EXERCISES:
**1.** Answer these questions from the domestic terrorism bill text:
(a) By what percent did hate crimes increase in 2015?
(b) How many people were killed in the shooting at the mosque in Quebec City?
(c) Which section of title 18, United States Code, gives the meaning of "domestic terrorism"?
**2.** Rewrite everything in the domestic terrorism bill text from "(9) On February" down to "SEC. 3. DEFINITIONS.", switching "journalists" to "reporters".
**3.** Pick up the domestic terrorism bill text after its last line and continue it.

* Start PROVIDED TEXT *

Similarly, the report analyzing 2015 data found that hate
crimes increased by 6 percent that year. Much of the 2015
increase came from a 66-percent rise in attacks on American
Muslims and a 9-percent rise in attacks on American Jews. In
all three reports, race-based crimes were most numerous, and
those crimes most often targeted African Americans.
(7) On March 15, 2019, a White nationalist was arrested and
charged with murder after allegedly killing 50 Muslim
worshippers and injuring more than 40 in a massacre at the Al
Noor Mosque and Linwood Mosque in Christchurch, New Zealand.
The alleged shooter posted a hate-filled, xenophobic
manifesto that detailed his White nationalist ideology before
the massacre. Prime Minister Jacinda Ardern labeled the
massacre a terrorist attack.
(8) In January 2017, a right-wing extremist who had
expressed anti-Muslim views was charged with murder for
allegedly killing 6 people and injuring 19 in a shooting
rampage at a mosque in Quebec City, Canada. It was the first-
ever mass shooting at a mosque in North America, and Prime
Minister Trudeau labeled it a terrorist attack.
(9) On February 15, 2019, Federal authorities arrested U.S.
Coast Guard Lieutenant Christopher Paul Hasson, who was
allegedly planning to kill a number of prominent journalists,
professors, judges, and ``leftists in general''. In court
filings, prosecutors described Lieutenant Hasson as a
``domestic terrorist'' who in an email ``identified himself
as a White Nationalist for over 30 years and advocated for
`focused violence' in order to establish a white homeland.''.
SEC. 3. DEFINITIONS.
In this Act--
(1) the term ``Director'' means the Director of the Federal
Bureau of Investigation;
(2) the term ``domestic terrorism'' has the meaning given
the term in section 2331 of title 18, United States Code,
except that it does not include acts perpetrated by
individuals associated with or inspired by--
(A) a foreign person or organization designated as a
foreign terrorist organization under section 219 of the
Immigration and Nationality Act (8 U.S.C. 1189);
(B) an individual or organization designated under
Executive Order 13224 (50 U.S.C. 1701 note); or
(C) a state sponsor of terrorism as determined by the
Secretary of State under section 6(j) of the Export
Administration Act of 1979 (50 U.S.C. 4605), section 40 of
the Arms Export Control Act (22 U.S.C. 2780), or section 620A
of the Foreign Assistance Act of 1961 (22 U.S.C. 2371);
(3) the term ``Domestic Terrorism Executive Committee''
means the committee within the Department of Justice tasked
with assessing and sharing information about ongoing domestic
terrorism threats;
(4) the term ``hate crime incident'' means an act described
in section 245, 247, or 249 of title 18, United States Code,
or in section 901 of the Civil Rights Act of 1968 (42 U.S.C.

* End PROVIDED TEXT *
* Start ENTRIES PROVIDED *

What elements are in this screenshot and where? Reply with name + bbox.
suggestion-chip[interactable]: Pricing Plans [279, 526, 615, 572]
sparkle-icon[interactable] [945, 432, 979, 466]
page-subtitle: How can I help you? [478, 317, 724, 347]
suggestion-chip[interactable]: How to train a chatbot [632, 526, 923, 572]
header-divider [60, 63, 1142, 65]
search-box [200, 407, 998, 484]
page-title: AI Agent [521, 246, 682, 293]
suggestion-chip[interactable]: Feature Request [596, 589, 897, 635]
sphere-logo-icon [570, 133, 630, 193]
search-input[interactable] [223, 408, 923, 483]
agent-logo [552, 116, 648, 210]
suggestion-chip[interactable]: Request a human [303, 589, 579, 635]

* End ENTRIES PROVIDED *

OUTPUTS IN ORDER:
**1.**
(a) 6 percent
(b) 6
(c) Section 2331

**2.**
(9) On February 15, 2019, Federal authorities arrested U.S.
Coast Guard Lieutenant Christopher Paul Hasson, who was
allegedly planning to kill a number of prominent reporters,
professors, judges, and ``leftists in general''. In court
filings, prosecutors described Lieutenant Hasson as a
``domestic terrorist'' who in an email ``identified himself
as a White Nationalist for over 30 years and advocated for
`focused violence' in order to establish a white homeland.''.
SEC. 3. DEFINITIONS.

**3.**
3631);
(5) the term ``Secretary'' means the Secretary of Homeland
Security; and
(6) the term ``uniformed services'' has the meaning given
the term in section 101(a) of title 10, United States Code.
SEC. 4. OFFICES TO COMBAT DOMESTIC TERRORISM.
(a) Authorization of Offices To Monitor, Analyze,
Investigate, and Prosecute Domestic Terrorism.--
(1) Domestic terrorism unit.--There is authorized a
Domestic Terrorism Unit in the Office of Intelligence and
Analysis of the Department of Homeland Security, which shall
be responsible for monitoring and analyzing domestic
terrorism activity.
(2) Domestic terrorism office.--There is authorized a
Domestic Terrorism Office in the Counterterrorism Section of
the National Security Division of the Department of Justice--
(A) which shall be responsible for investigating and
prosecuting incidents of domestic terrorism; and
(B) which shall be headed by the Domestic Terrorism
Counsel.
(3) Domestic terrorism section of the fbi.--There is
authorized a Domestic Terrorism Section within the
Counterterrorism Division of the Federal Bureau of
Investigation, which shall be responsible for investigating
domestic terrorism activity.
(4) Staffing.--The Secretary, the Attorney General, and the
Director shall each ensure that the offices authorized under
this section in their respective agencies shall have adequate
staff to perform the required duties.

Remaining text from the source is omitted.